» **LISTING**
=====

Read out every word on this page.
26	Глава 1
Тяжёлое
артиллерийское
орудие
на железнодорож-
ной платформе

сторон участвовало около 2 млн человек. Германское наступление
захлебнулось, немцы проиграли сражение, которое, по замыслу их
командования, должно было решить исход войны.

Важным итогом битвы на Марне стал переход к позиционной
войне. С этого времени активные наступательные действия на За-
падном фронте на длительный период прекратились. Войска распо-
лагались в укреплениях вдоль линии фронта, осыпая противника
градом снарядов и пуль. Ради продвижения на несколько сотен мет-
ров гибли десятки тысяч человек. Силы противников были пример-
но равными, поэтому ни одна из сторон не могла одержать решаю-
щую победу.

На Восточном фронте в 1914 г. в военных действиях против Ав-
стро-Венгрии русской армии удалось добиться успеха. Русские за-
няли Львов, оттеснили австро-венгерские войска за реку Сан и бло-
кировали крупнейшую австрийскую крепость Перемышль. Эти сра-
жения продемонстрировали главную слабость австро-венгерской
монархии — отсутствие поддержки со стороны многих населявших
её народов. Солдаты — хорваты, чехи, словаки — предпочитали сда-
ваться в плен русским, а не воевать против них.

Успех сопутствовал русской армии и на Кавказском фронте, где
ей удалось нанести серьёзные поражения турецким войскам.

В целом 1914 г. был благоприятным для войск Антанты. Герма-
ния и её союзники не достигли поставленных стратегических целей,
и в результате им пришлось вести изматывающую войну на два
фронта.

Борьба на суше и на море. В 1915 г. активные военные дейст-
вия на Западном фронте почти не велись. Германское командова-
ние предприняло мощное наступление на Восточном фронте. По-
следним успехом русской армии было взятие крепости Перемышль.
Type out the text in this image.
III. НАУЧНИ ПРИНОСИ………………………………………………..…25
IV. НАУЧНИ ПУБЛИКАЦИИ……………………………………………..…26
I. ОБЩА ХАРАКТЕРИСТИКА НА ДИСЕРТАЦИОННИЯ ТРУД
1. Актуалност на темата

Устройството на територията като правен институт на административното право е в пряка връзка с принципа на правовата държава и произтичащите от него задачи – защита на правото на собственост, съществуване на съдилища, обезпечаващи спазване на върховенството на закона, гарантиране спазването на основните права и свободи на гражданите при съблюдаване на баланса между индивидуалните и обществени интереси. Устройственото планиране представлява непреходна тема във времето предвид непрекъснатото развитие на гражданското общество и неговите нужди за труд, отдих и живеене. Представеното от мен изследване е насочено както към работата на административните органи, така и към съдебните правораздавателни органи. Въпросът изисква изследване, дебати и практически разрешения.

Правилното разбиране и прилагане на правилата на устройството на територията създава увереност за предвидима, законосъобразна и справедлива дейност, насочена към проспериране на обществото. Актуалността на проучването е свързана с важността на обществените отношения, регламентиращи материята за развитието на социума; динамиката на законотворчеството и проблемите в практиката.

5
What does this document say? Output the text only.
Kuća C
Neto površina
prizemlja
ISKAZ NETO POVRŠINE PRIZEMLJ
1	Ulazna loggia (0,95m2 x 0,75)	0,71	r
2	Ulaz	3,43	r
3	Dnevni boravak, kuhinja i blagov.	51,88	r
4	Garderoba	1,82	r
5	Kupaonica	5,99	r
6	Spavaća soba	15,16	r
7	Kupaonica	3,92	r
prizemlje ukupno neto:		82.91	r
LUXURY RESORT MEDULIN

=====

» **INSTRUCTIONS TO FOLLOW**
Reproduce each line of the material above precisely.

» **TASK RESPONSE**
Read out every word on this page.
26	Глава 1
Тяжёлое
артиллерийское
орудие
на железнодорож-
ной платформе

сторон участвовало около 2 млн человек. Германское наступление
захлебнулось, немцы проиграли сражение, которое, по замыслу их
командования, должно было решить исход войны.

Важным итогом битвы на Марне стал переход к позиционной
войне. С этого времени активные наступательные действия на За-
падном фронте на длительный период прекратились. Войска распо-
лагались в укреплениях вдоль линии фронта, осыпая противника
градом снарядов и пуль. Ради продвижения на несколько сотен мет-
ров гибли десятки тысяч человек. Силы противников были пример-
но равными, поэтому ни одна из сторон не могла одержать решаю-
щую победу.

На Восточном фронте в 1914 г. в военных действиях против Ав-
стро-Венгрии русской армии удалось добиться успеха. Русские за-
няли Львов, оттеснили австро-венгерские войска за реку Сан и бло-
кировали крупнейшую австрийскую крепость Перемышль. Эти сра-
жения продемонстрировали главную слабость австро-венгерской
монархии — отсутствие поддержки со стороны многих населявших
её народов. Солдаты — хорваты, чехи, словаки — предпочитали сда-
ваться в плен русским, а не воевать против них.

Успех сопутствовал русской армии и на Кавказском фронте, где
ей удалось нанести серьёзные поражения турецким войскам.

В целом 1914 г. был благоприятным для войск Антанты. Герма-
ния и её союзники не достигли поставленных стратегических целей,
и в результате им пришлось вести изматывающую войну на два
фронта.

Борьба на суше и на море. В 1915 г. активные военные дейст-
вия на Западном фронте почти не велись. Германское командова-
ние предприняло мощное наступление на Восточном фронте. По-
следним успехом русской армии было взятие крепости Перемышль.
Type out the text in this image.
III. НАУЧНИ ПРИНОСИ………………………………………………..…25
IV. НАУЧНИ ПУБЛИКАЦИИ……………………………………………..…26
I. ОБЩА ХАРАКТЕРИСТИКА НА ДИСЕРТАЦИОННИЯ ТРУД
1. Актуалност на темата

Устройството на територията като правен институт на административното право е в пряка връзка с принципа на правовата държава и произтичащите от него задачи – защита на правото на собственост, съществуване на съдилища, обезпечаващи спазване на върховенството на закона, гарантиране спазването на основните права и свободи на гражданите при съблюдаване на баланса между индивидуалните и обществени интереси. Устройственото планиране представлява непреходна тема във времето предвид непрекъснатото развитие на гражданското общество и неговите нужди за труд, отдих и живеене. Представеното от мен изследване е насочено както към работата на административните органи, така и към съдебните правораздавателни органи. Въпросът изисква изследване, дебати и практически разрешения.

Правилното разбиране и прилагане на правилата на устройството на територията създава увереност за предвидима, законосъобразна и справедлива дейност, насочена към проспериране на обществото. Актуалността на проучването е свързана с важността на обществените отношения, регламентиращи материята за развитието на социума; динамиката на законотворчеството и проблемите в практиката.

5
What does this document say? Output the text only.
Kuća C
Neto površina
prizemlja
ISKAZ NETO POVRŠINE PRIZEMLJ
1	Ulazna loggia (0,95m2 x 0,75)	0,71	r
2	Ulaz	3,43	r
3	Dnevni boravak, kuhinja i blagov.	51,88	r
4	Garderoba	1,82	r
5	Kupaonica	5,99	r
6	Spavaća soba	15,16	r
7	Kupaonica	3,92	r
prizemlje ukupno neto:		82.91	r
LUXURY RESORT MEDULIN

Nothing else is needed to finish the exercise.